Stated problem:
The data below needs to be returned exactly, line for line.

Data extracted from a collection
* * * * * * * * *

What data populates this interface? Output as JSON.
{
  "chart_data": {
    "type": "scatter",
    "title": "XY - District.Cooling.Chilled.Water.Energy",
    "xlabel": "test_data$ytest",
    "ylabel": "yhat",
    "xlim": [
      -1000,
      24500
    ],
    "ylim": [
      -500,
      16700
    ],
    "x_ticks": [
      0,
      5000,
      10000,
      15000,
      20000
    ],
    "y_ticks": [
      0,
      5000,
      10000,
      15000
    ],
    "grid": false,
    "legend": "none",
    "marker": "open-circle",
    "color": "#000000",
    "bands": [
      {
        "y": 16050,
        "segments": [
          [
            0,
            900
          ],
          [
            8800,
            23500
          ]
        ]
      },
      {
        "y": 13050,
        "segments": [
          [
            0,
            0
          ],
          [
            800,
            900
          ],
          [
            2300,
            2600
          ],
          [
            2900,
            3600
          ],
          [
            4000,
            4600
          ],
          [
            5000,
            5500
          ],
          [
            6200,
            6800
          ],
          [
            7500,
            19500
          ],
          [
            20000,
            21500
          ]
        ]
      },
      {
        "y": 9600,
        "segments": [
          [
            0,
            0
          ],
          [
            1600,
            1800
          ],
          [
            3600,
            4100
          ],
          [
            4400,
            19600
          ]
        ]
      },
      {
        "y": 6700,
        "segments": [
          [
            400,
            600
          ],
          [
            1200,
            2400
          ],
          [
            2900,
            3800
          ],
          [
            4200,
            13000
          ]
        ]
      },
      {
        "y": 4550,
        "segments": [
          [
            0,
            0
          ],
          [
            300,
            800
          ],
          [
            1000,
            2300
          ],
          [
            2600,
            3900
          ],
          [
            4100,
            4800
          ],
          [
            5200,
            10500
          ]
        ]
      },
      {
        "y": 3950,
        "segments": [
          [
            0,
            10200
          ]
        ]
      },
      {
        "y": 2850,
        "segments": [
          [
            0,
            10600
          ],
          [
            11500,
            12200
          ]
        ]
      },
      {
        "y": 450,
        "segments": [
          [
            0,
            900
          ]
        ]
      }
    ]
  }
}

* * * * * * * * *

Written response:
What data populates this interface? Output as JSON.
{
  "chart_data": {
    "type": "scatter",
    "title": "XY - District.Cooling.Chilled.Water.Energy",
    "xlabel": "test_data$ytest",
    "ylabel": "yhat",
    "xlim": [
      -1000,
      24500
    ],
    "ylim": [
      -500,
      16700
    ],
    "x_ticks": [
      0,
      5000,
      10000,
      15000,
      20000
    ],
    "y_ticks": [
      0,
      5000,
      10000,
      15000
    ],
    "grid": false,
    "legend": "none",
    "marker": "open-circle",
    "color": "#000000",
    "bands": [
      {
        "y": 16050,
        "segments": [
          [
            0,
            900
          ],
          [
            8800,
            23500
          ]
        ]
      },
      {
        "y": 13050,
        "segments": [
          [
            0,
            0
          ],
          [
            800,
            900
          ],
          [
            2300,
            2600
          ],
          [
            2900,
            3600
          ],
          [
            4000,
            4600
          ],
          [
            5000,
            5500
          ],
          [
            6200,
            6800
          ],
          [
            7500,
            19500
          ],
          [
            20000,
            21500
          ]
        ]
      },
      {
        "y": 9600,
        "segments": [
          [
            0,
            0
          ],
          [
            1600,
            1800
          ],
          [
            3600,
            4100
          ],
          [
            4400,
            19600
          ]
        ]
      },
      {
        "y": 6700,
        "segments": [
          [
            400,
            600
          ],
          [
            1200,
            2400
          ],
          [
            2900,
            3800
          ],
          [
            4200,
            13000
          ]
        ]
      },
      {
        "y": 4550,
        "segments": [
          [
            0,
            0
          ],
          [
            300,
            800
          ],
          [
            1000,
            2300
          ],
          [
            2600,
            3900
          ],
          [
            4100,
            4800
          ],
          [
            5200,
            10500
          ]
        ]
      },
      {
        "y": 3950,
        "segments": [
          [
            0,
            10200
          ]
        ]
      },
      {
        "y": 2850,
        "segments": [
          [
            0,
            10600
          ],
          [
            11500,
            12200
          ]
        ]
      },
      {
        "y": 450,
        "segments": [
          [
            0,
            900
          ]
        ]
      }
    ]
  }
}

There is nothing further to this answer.